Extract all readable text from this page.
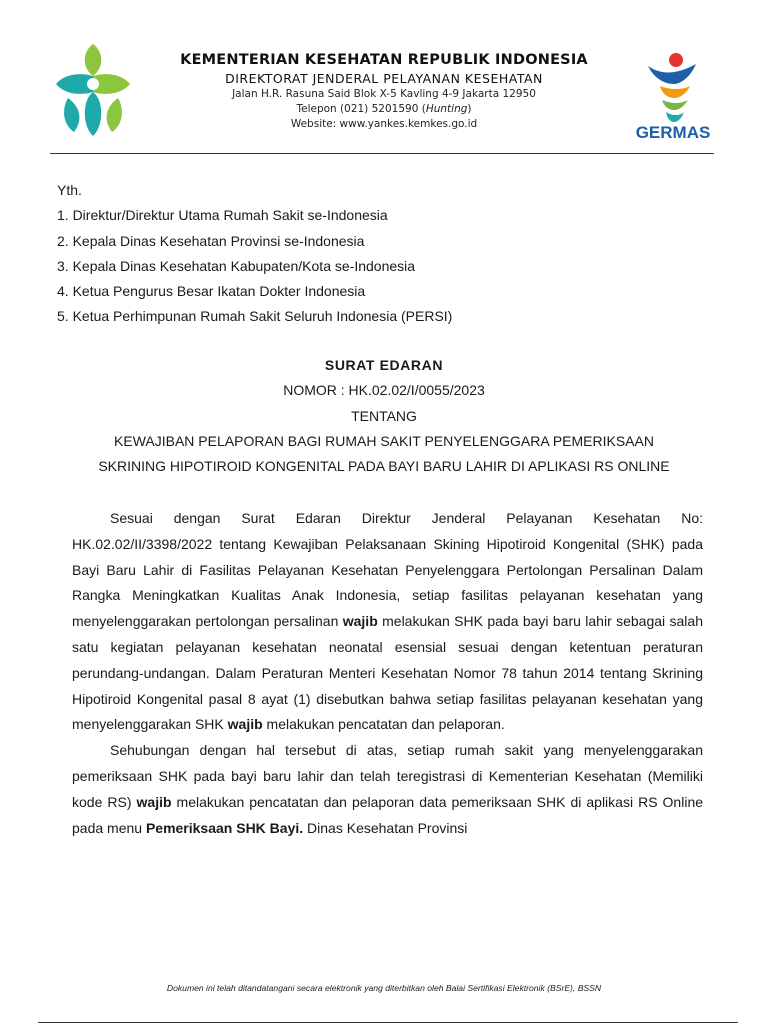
KEMENTERIAN KESEHATAN REPUBLIK INDONESIA
DIREKTORAT JENDERAL PELAYANAN KESEHATAN
Jalan H.R. Rasuna Said Blok X-5 Kavling 4-9 Jakarta 12950
Telepon (021) 5201590 (Hunting)
Website: www.yankes.kemkes.go.id	GERMAS
Yth.
1. Direktur/Direktur Utama Rumah Sakit se-Indonesia
2. Kepala Dinas Kesehatan Provinsi se-Indonesia
3. Kepala Dinas Kesehatan Kabupaten/Kota se-Indonesia
4. Ketua Pengurus Besar Ikatan Dokter Indonesia
5. Ketua Perhimpunan Rumah Sakit Seluruh Indonesia (PERSI)
SURAT EDARAN
NOMOR : HK.02.02/I/0055/2023
TENTANG
KEWAJIBAN PELAPORAN BAGI RUMAH SAKIT PENYELENGGARA PEMERIKSAAN
SKRINING HIPOTIROID KONGENITAL PADA BAYI BARU LAHIR DI APLIKASI RS ONLINE

Sesuai dengan Surat Edaran Direktur Jenderal Pelayanan Kesehatan No: HK.02.02/II/3398/2022 tentang Kewajiban Pelaksanaan Skining Hipotiroid Kongenital (SHK) pada Bayi Baru Lahir di Fasilitas Pelayanan Kesehatan Penyelenggara Pertolongan Persalinan Dalam Rangka Meningkatkan Kualitas Anak Indonesia, setiap fasilitas pelayanan kesehatan yang menyelenggarakan pertolongan persalinan wajib melakukan SHK pada bayi baru lahir sebagai salah satu kegiatan pelayanan kesehatan neonatal esensial sesuai dengan ketentuan peraturan perundang-undangan. Dalam Peraturan Menteri Kesehatan Nomor 78 tahun 2014 tentang Skrining Hipotiroid Kongenital pasal 8 ayat (1) disebutkan bahwa setiap fasilitas pelayanan kesehatan yang menyelenggarakan SHK wajib melakukan pencatatan dan pelaporan.

Sehubungan dengan hal tersebut di atas, setiap rumah sakit yang menyelenggarakan pemeriksaan SHK pada bayi baru lahir dan telah teregistrasi di Kementerian Kesehatan (Memiliki kode RS) wajib melakukan pencatatan dan pelaporan data pemeriksaan SHK di aplikasi RS Online pada menu Pemeriksaan SHK Bayi. Dinas Kesehatan Provinsi

Dokumen ini telah ditandatangani secara elektronik yang diterbitkan oleh Balai Sertifikasi Elektronik (BSrE), BSSN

====================

**Task to complete**
From the entries above, copy every line containing the word "Kepala".

**Result of this exercise**
2. Kepala Dinas Kesehatan Provinsi se-Indonesia
3. Kepala Dinas Kesehatan Kabupaten/Kota se-Indonesia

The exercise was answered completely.